### RECORDS TO PROCESS
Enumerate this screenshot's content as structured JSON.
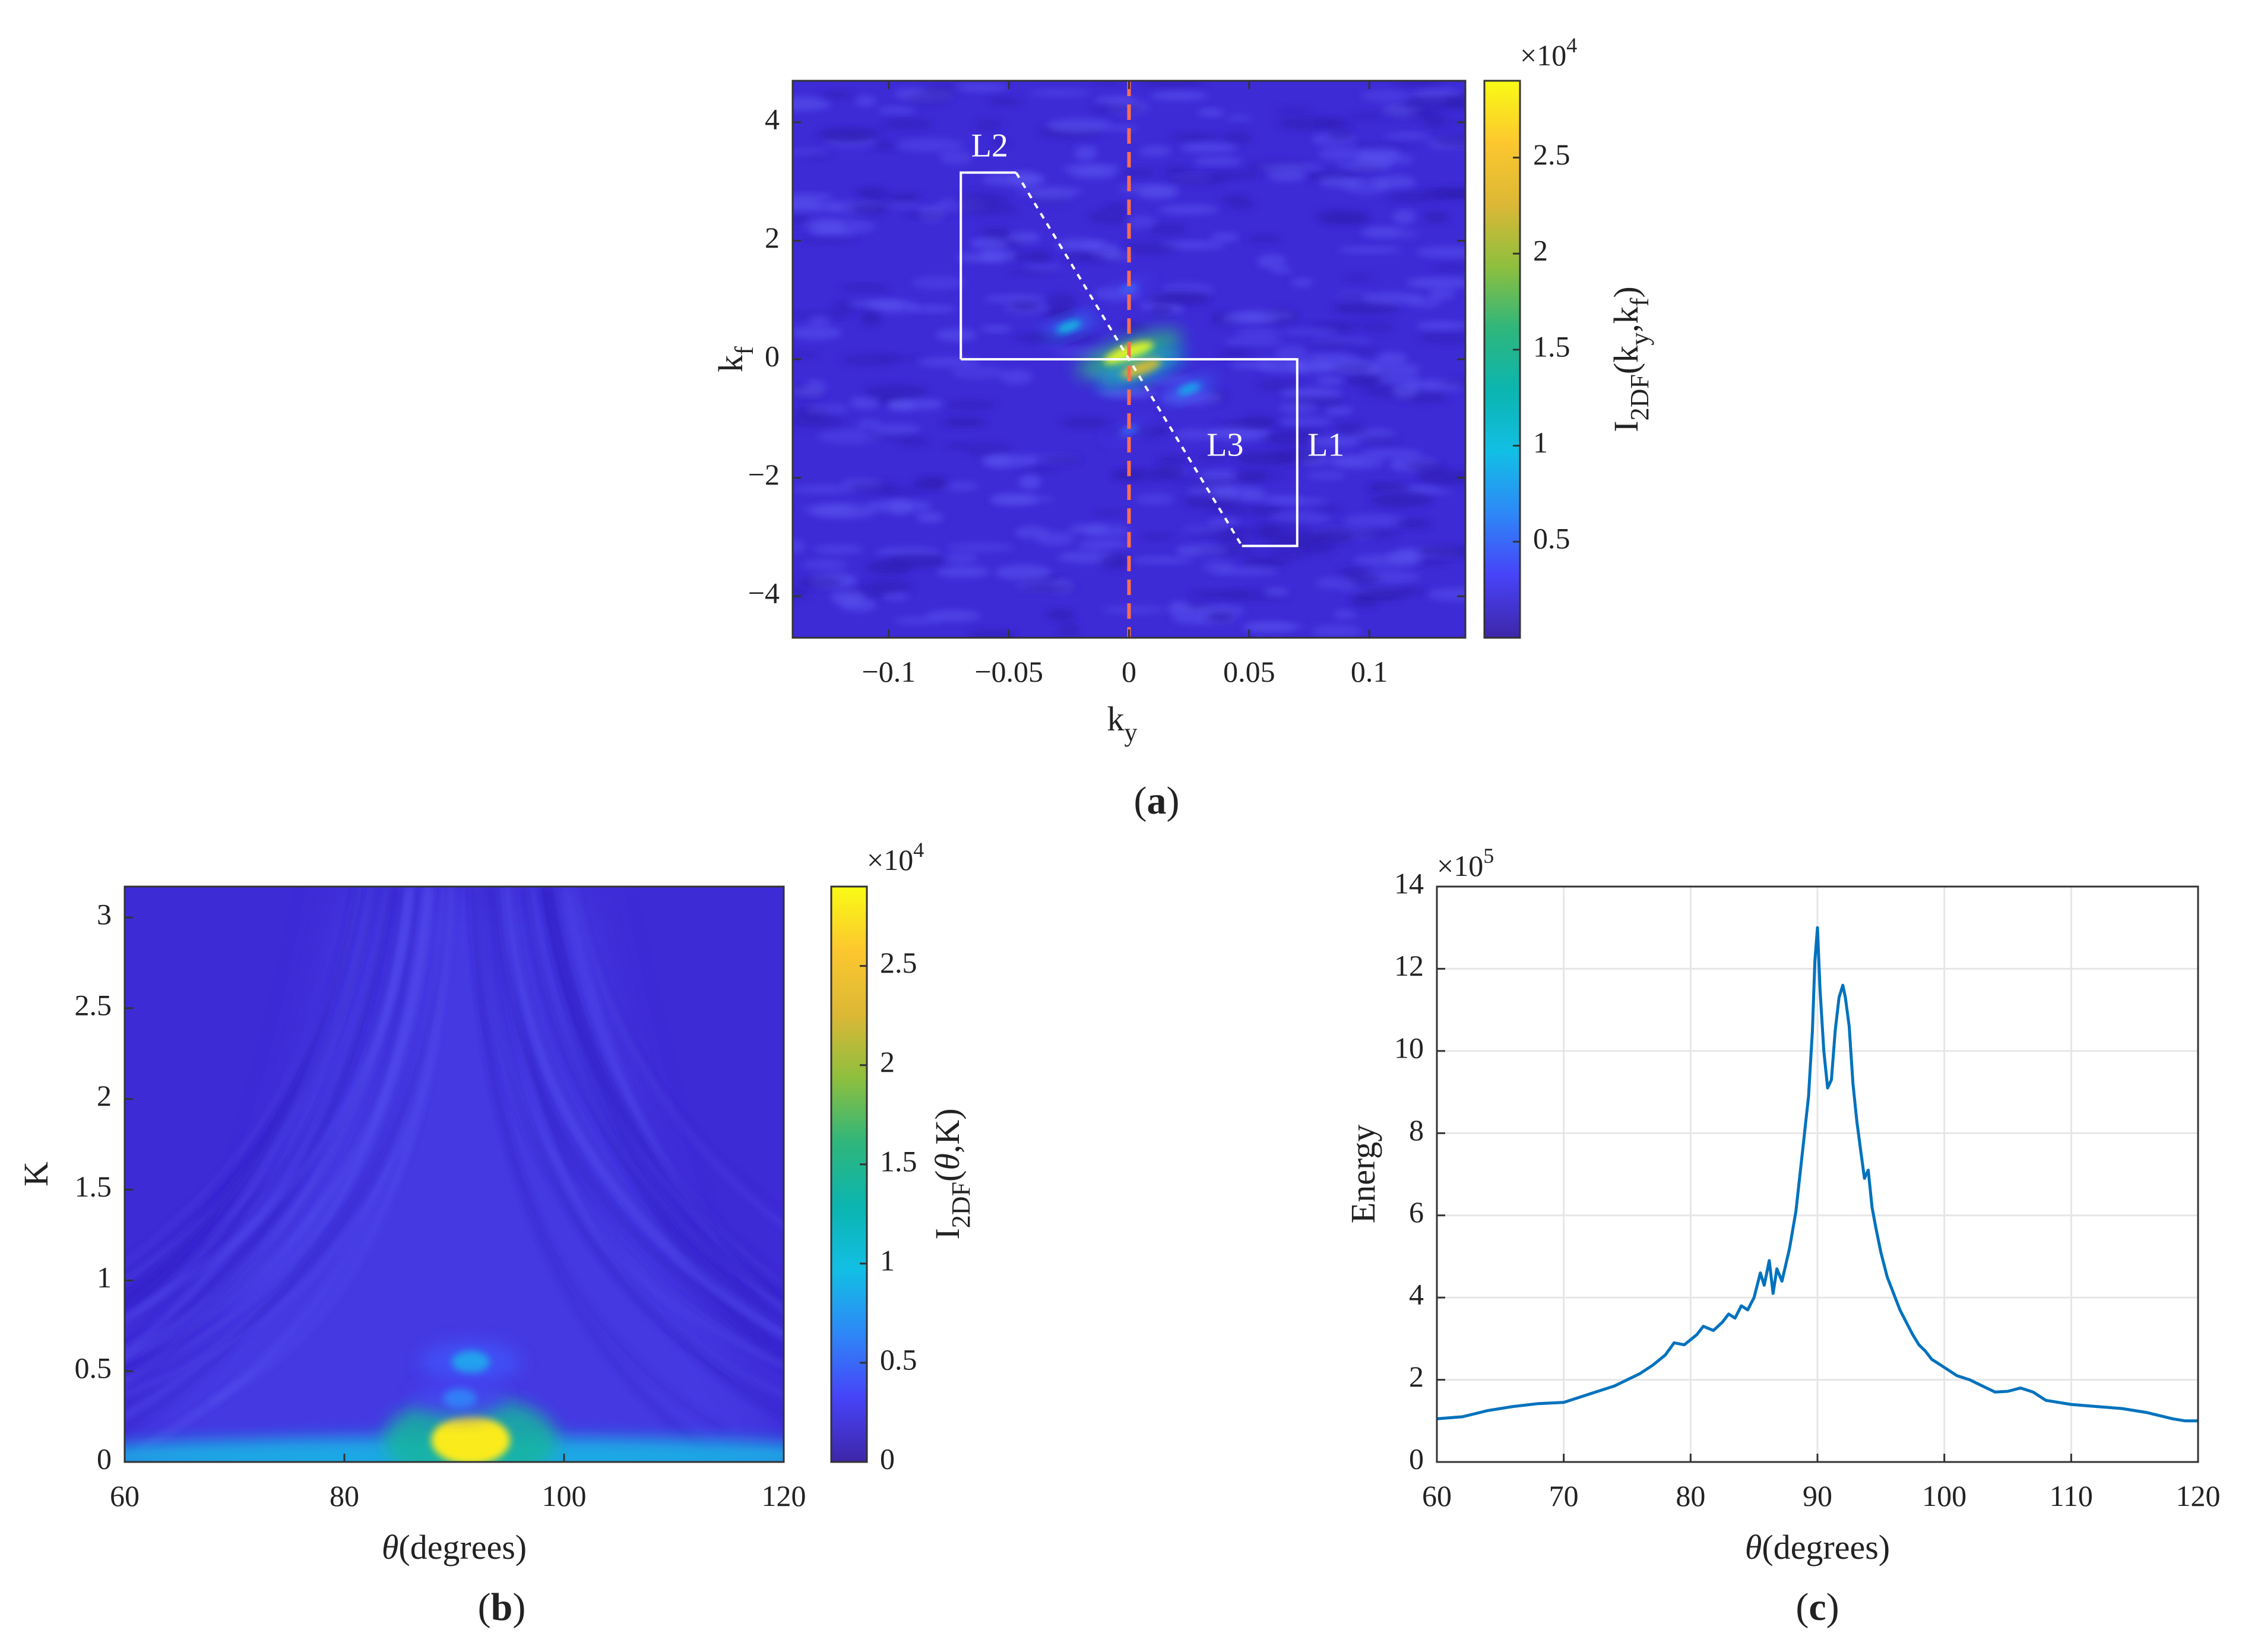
{
  "colors": {
    "background_field": "#3d2bd6",
    "peak": "#fde725",
    "line": "#0072bd",
    "guide": "#ffffff",
    "center_line": "#ff6e4a",
    "grid": "#e6e6e6"
  },
  "colormap": [
    "#3e26a8",
    "#4743f8",
    "#2e87f7",
    "#12bfe5",
    "#0bb5b0",
    "#2fb67b",
    "#8ebf3e",
    "#dcb836",
    "#fcc72e",
    "#f9fb15"
  ],
  "chart_data": [
    {
      "panel": "a",
      "type": "heatmap",
      "caption": "(a)",
      "caption_open": "(",
      "caption_letter": "a",
      "caption_close": ")",
      "xlabel": "k",
      "xlabel_sub": "y",
      "ylabel": "k",
      "ylabel_sub": "f",
      "xlim": [
        -0.14,
        0.14
      ],
      "ylim": [
        -4.7,
        4.7
      ],
      "xticks": [
        -0.1,
        -0.05,
        0,
        0.05,
        0.1
      ],
      "xtick_labels": [
        "−0.1",
        "−0.05",
        "0",
        "0.05",
        "0.1"
      ],
      "yticks": [
        -4,
        -2,
        0,
        2,
        4
      ],
      "ytick_labels": [
        "−4",
        "−2",
        "0",
        "2",
        "4"
      ],
      "colorbar": {
        "label": "I",
        "label_sub": "2DF",
        "label_arg": "(k",
        "label_arg_sub1": "y",
        "label_arg_mid": ",k",
        "label_arg_sub2": "f",
        "label_arg_end": ")",
        "range": [
          0,
          2.9
        ],
        "ticks": [
          0.5,
          1,
          1.5,
          2,
          2.5
        ],
        "tick_labels": [
          "0.5",
          "1",
          "1.5",
          "2",
          "2.5"
        ],
        "exponent_base": "×10",
        "exponent": "4"
      },
      "annotations": [
        {
          "text": "L1",
          "x": 0.082,
          "y": -1.5
        },
        {
          "text": "L2",
          "x": -0.058,
          "y": 3.55
        },
        {
          "text": "L3",
          "x": 0.04,
          "y": -1.5
        }
      ],
      "guide_lines": {
        "L1_path": [
          [
            -0.07,
            0
          ],
          [
            0.07,
            0
          ],
          [
            0.07,
            -3.15
          ],
          [
            0.047,
            -3.15
          ]
        ],
        "L2_path": [
          [
            -0.07,
            0
          ],
          [
            -0.07,
            3.15
          ],
          [
            -0.047,
            3.15
          ]
        ],
        "L3_dashed": [
          [
            -0.047,
            3.15
          ],
          [
            0.047,
            -3.15
          ]
        ],
        "center_dashed_x": 0
      },
      "hotspots": [
        {
          "x": 0.0,
          "y": 0.1,
          "value": 2.9
        },
        {
          "x": 0.005,
          "y": -0.15,
          "value": 2.2
        },
        {
          "x": -0.025,
          "y": 0.55,
          "value": 1.0
        },
        {
          "x": 0.025,
          "y": -0.5,
          "value": 0.9
        },
        {
          "x": 0.0,
          "y": 1.2,
          "value": 0.5
        },
        {
          "x": 0.0,
          "y": -1.2,
          "value": 0.5
        }
      ]
    },
    {
      "panel": "b",
      "type": "heatmap",
      "caption": "(b)",
      "caption_open": "(",
      "caption_letter": "b",
      "caption_close": ")",
      "xlabel": "θ",
      "xlabel_rest": "(degrees)",
      "ylabel": "K",
      "xlim": [
        60,
        120
      ],
      "ylim": [
        0,
        3.17
      ],
      "xticks": [
        60,
        80,
        100,
        120
      ],
      "xtick_labels": [
        "60",
        "80",
        "100",
        "120"
      ],
      "yticks": [
        0,
        0.5,
        1,
        1.5,
        2,
        2.5,
        3
      ],
      "ytick_labels": [
        "0",
        "0.5",
        "1",
        "1.5",
        "2",
        "2.5",
        "3"
      ],
      "colorbar": {
        "label": "I",
        "label_sub": "2DF",
        "label_arg_open": "(",
        "label_arg_theta": "θ",
        "label_arg_end": ",K)",
        "range": [
          0,
          2.9
        ],
        "ticks": [
          0,
          0.5,
          1,
          1.5,
          2,
          2.5
        ],
        "tick_labels": [
          "0",
          "0.5",
          "1",
          "1.5",
          "2",
          "2.5"
        ],
        "exponent_base": "×10",
        "exponent": "4"
      },
      "hotspots": [
        {
          "theta": 91.5,
          "K": 0.12,
          "value": 2.8
        },
        {
          "theta": 91.5,
          "K": 0.55,
          "value": 0.8
        },
        {
          "theta": 90.5,
          "K": 0.35,
          "value": 0.6
        }
      ]
    },
    {
      "panel": "c",
      "type": "line",
      "caption": "(c)",
      "caption_open": "(",
      "caption_letter": "c",
      "caption_close": ")",
      "xlabel": "θ",
      "xlabel_rest": "(degrees)",
      "ylabel": "Energy",
      "xlim": [
        60,
        120
      ],
      "ylim": [
        0,
        14
      ],
      "grid": true,
      "xticks": [
        60,
        70,
        80,
        90,
        100,
        110,
        120
      ],
      "xtick_labels": [
        "60",
        "70",
        "80",
        "90",
        "100",
        "110",
        "120"
      ],
      "yticks": [
        0,
        2,
        4,
        6,
        8,
        10,
        12,
        14
      ],
      "ytick_labels": [
        "0",
        "2",
        "4",
        "6",
        "8",
        "10",
        "12",
        "14"
      ],
      "exponent_base": "×10",
      "exponent": "5",
      "series": [
        {
          "name": "Energy",
          "x": [
            60,
            62,
            64,
            66,
            68,
            70,
            72,
            74,
            75,
            76,
            77,
            78,
            78.7,
            79.5,
            80.5,
            81,
            81.8,
            82.5,
            83,
            83.5,
            84,
            84.5,
            85,
            85.5,
            85.8,
            86.2,
            86.5,
            86.8,
            87.2,
            87.8,
            88.3,
            88.8,
            89.3,
            89.6,
            89.8,
            90,
            90.2,
            90.5,
            90.8,
            91.1,
            91.4,
            91.7,
            92,
            92.2,
            92.5,
            92.8,
            93.1,
            93.4,
            93.7,
            94,
            94.3,
            94.6,
            95,
            95.5,
            96,
            96.5,
            97,
            97.5,
            98,
            98.5,
            99,
            99.5,
            100,
            101,
            102,
            103,
            104,
            105,
            106,
            107,
            108,
            110,
            112,
            114,
            116,
            118,
            119,
            120
          ],
          "y": [
            1.05,
            1.1,
            1.25,
            1.35,
            1.42,
            1.45,
            1.65,
            1.85,
            2.0,
            2.15,
            2.35,
            2.6,
            2.9,
            2.85,
            3.1,
            3.3,
            3.2,
            3.4,
            3.6,
            3.5,
            3.8,
            3.7,
            4.0,
            4.6,
            4.3,
            4.9,
            4.1,
            4.7,
            4.4,
            5.2,
            6.1,
            7.5,
            8.9,
            10.5,
            12.2,
            13.0,
            11.5,
            10.0,
            9.1,
            9.3,
            10.5,
            11.3,
            11.6,
            11.3,
            10.6,
            9.2,
            8.3,
            7.6,
            6.9,
            7.1,
            6.2,
            5.7,
            5.1,
            4.5,
            4.1,
            3.7,
            3.4,
            3.1,
            2.85,
            2.7,
            2.5,
            2.4,
            2.3,
            2.1,
            2.0,
            1.85,
            1.7,
            1.72,
            1.8,
            1.7,
            1.5,
            1.4,
            1.35,
            1.3,
            1.2,
            1.05,
            1.0,
            1.0
          ]
        }
      ]
    }
  ]
}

### WHAT YOU NEED TO DO
Copy out each line word for word, please, skipping the images.

### SOLUTION
Enumerate this screenshot's content as structured JSON.
{
  "colors": {
    "background_field": "#3d2bd6",
    "peak": "#fde725",
    "line": "#0072bd",
    "guide": "#ffffff",
    "center_line": "#ff6e4a",
    "grid": "#e6e6e6"
  },
  "colormap": [
    "#3e26a8",
    "#4743f8",
    "#2e87f7",
    "#12bfe5",
    "#0bb5b0",
    "#2fb67b",
    "#8ebf3e",
    "#dcb836",
    "#fcc72e",
    "#f9fb15"
  ],
  "chart_data": [
    {
      "panel": "a",
      "type": "heatmap",
      "caption": "(a)",
      "caption_open": "(",
      "caption_letter": "a",
      "caption_close": ")",
      "xlabel": "k",
      "xlabel_sub": "y",
      "ylabel": "k",
      "ylabel_sub": "f",
      "xlim": [
        -0.14,
        0.14
      ],
      "ylim": [
        -4.7,
        4.7
      ],
      "xticks": [
        -0.1,
        -0.05,
        0,
        0.05,
        0.1
      ],
      "xtick_labels": [
        "−0.1",
        "−0.05",
        "0",
        "0.05",
        "0.1"
      ],
      "yticks": [
        -4,
        -2,
        0,
        2,
        4
      ],
      "ytick_labels": [
        "−4",
        "−2",
        "0",
        "2",
        "4"
      ],
      "colorbar": {
        "label": "I",
        "label_sub": "2DF",
        "label_arg": "(k",
        "label_arg_sub1": "y",
        "label_arg_mid": ",k",
        "label_arg_sub2": "f",
        "label_arg_end": ")",
        "range": [
          0,
          2.9
        ],
        "ticks": [
          0.5,
          1,
          1.5,
          2,
          2.5
        ],
        "tick_labels": [
          "0.5",
          "1",
          "1.5",
          "2",
          "2.5"
        ],
        "exponent_base": "×10",
        "exponent": "4"
      },
      "annotations": [
        {
          "text": "L1",
          "x": 0.082,
          "y": -1.5
        },
        {
          "text": "L2",
          "x": -0.058,
          "y": 3.55
        },
        {
          "text": "L3",
          "x": 0.04,
          "y": -1.5
        }
      ],
      "guide_lines": {
        "L1_path": [
          [
            -0.07,
            0
          ],
          [
            0.07,
            0
          ],
          [
            0.07,
            -3.15
          ],
          [
            0.047,
            -3.15
          ]
        ],
        "L2_path": [
          [
            -0.07,
            0
          ],
          [
            -0.07,
            3.15
          ],
          [
            -0.047,
            3.15
          ]
        ],
        "L3_dashed": [
          [
            -0.047,
            3.15
          ],
          [
            0.047,
            -3.15
          ]
        ],
        "center_dashed_x": 0
      },
      "hotspots": [
        {
          "x": 0.0,
          "y": 0.1,
          "value": 2.9
        },
        {
          "x": 0.005,
          "y": -0.15,
          "value": 2.2
        },
        {
          "x": -0.025,
          "y": 0.55,
          "value": 1.0
        },
        {
          "x": 0.025,
          "y": -0.5,
          "value": 0.9
        },
        {
          "x": 0.0,
          "y": 1.2,
          "value": 0.5
        },
        {
          "x": 0.0,
          "y": -1.2,
          "value": 0.5
        }
      ]
    },
    {
      "panel": "b",
      "type": "heatmap",
      "caption": "(b)",
      "caption_open": "(",
      "caption_letter": "b",
      "caption_close": ")",
      "xlabel": "θ",
      "xlabel_rest": "(degrees)",
      "ylabel": "K",
      "xlim": [
        60,
        120
      ],
      "ylim": [
        0,
        3.17
      ],
      "xticks": [
        60,
        80,
        100,
        120
      ],
      "xtick_labels": [
        "60",
        "80",
        "100",
        "120"
      ],
      "yticks": [
        0,
        0.5,
        1,
        1.5,
        2,
        2.5,
        3
      ],
      "ytick_labels": [
        "0",
        "0.5",
        "1",
        "1.5",
        "2",
        "2.5",
        "3"
      ],
      "colorbar": {
        "label": "I",
        "label_sub": "2DF",
        "label_arg_open": "(",
        "label_arg_theta": "θ",
        "label_arg_end": ",K)",
        "range": [
          0,
          2.9
        ],
        "ticks": [
          0,
          0.5,
          1,
          1.5,
          2,
          2.5
        ],
        "tick_labels": [
          "0",
          "0.5",
          "1",
          "1.5",
          "2",
          "2.5"
        ],
        "exponent_base": "×10",
        "exponent": "4"
      },
      "hotspots": [
        {
          "theta": 91.5,
          "K": 0.12,
          "value": 2.8
        },
        {
          "theta": 91.5,
          "K": 0.55,
          "value": 0.8
        },
        {
          "theta": 90.5,
          "K": 0.35,
          "value": 0.6
        }
      ]
    },
    {
      "panel": "c",
      "type": "line",
      "caption": "(c)",
      "caption_open": "(",
      "caption_letter": "c",
      "caption_close": ")",
      "xlabel": "θ",
      "xlabel_rest": "(degrees)",
      "ylabel": "Energy",
      "xlim": [
        60,
        120
      ],
      "ylim": [
        0,
        14
      ],
      "grid": true,
      "xticks": [
        60,
        70,
        80,
        90,
        100,
        110,
        120
      ],
      "xtick_labels": [
        "60",
        "70",
        "80",
        "90",
        "100",
        "110",
        "120"
      ],
      "yticks": [
        0,
        2,
        4,
        6,
        8,
        10,
        12,
        14
      ],
      "ytick_labels": [
        "0",
        "2",
        "4",
        "6",
        "8",
        "10",
        "12",
        "14"
      ],
      "exponent_base": "×10",
      "exponent": "5",
      "series": [
        {
          "name": "Energy",
          "x": [
            60,
            62,
            64,
            66,
            68,
            70,
            72,
            74,
            75,
            76,
            77,
            78,
            78.7,
            79.5,
            80.5,
            81,
            81.8,
            82.5,
            83,
            83.5,
            84,
            84.5,
            85,
            85.5,
            85.8,
            86.2,
            86.5,
            86.8,
            87.2,
            87.8,
            88.3,
            88.8,
            89.3,
            89.6,
            89.8,
            90,
            90.2,
            90.5,
            90.8,
            91.1,
            91.4,
            91.7,
            92,
            92.2,
            92.5,
            92.8,
            93.1,
            93.4,
            93.7,
            94,
            94.3,
            94.6,
            95,
            95.5,
            96,
            96.5,
            97,
            97.5,
            98,
            98.5,
            99,
            99.5,
            100,
            101,
            102,
            103,
            104,
            105,
            106,
            107,
            108,
            110,
            112,
            114,
            116,
            118,
            119,
            120
          ],
          "y": [
            1.05,
            1.1,
            1.25,
            1.35,
            1.42,
            1.45,
            1.65,
            1.85,
            2.0,
            2.15,
            2.35,
            2.6,
            2.9,
            2.85,
            3.1,
            3.3,
            3.2,
            3.4,
            3.6,
            3.5,
            3.8,
            3.7,
            4.0,
            4.6,
            4.3,
            4.9,
            4.1,
            4.7,
            4.4,
            5.2,
            6.1,
            7.5,
            8.9,
            10.5,
            12.2,
            13.0,
            11.5,
            10.0,
            9.1,
            9.3,
            10.5,
            11.3,
            11.6,
            11.3,
            10.6,
            9.2,
            8.3,
            7.6,
            6.9,
            7.1,
            6.2,
            5.7,
            5.1,
            4.5,
            4.1,
            3.7,
            3.4,
            3.1,
            2.85,
            2.7,
            2.5,
            2.4,
            2.3,
            2.1,
            2.0,
            1.85,
            1.7,
            1.72,
            1.8,
            1.7,
            1.5,
            1.4,
            1.35,
            1.3,
            1.2,
            1.05,
            1.0,
            1.0
          ]
        }
      ]
    }
  ]
}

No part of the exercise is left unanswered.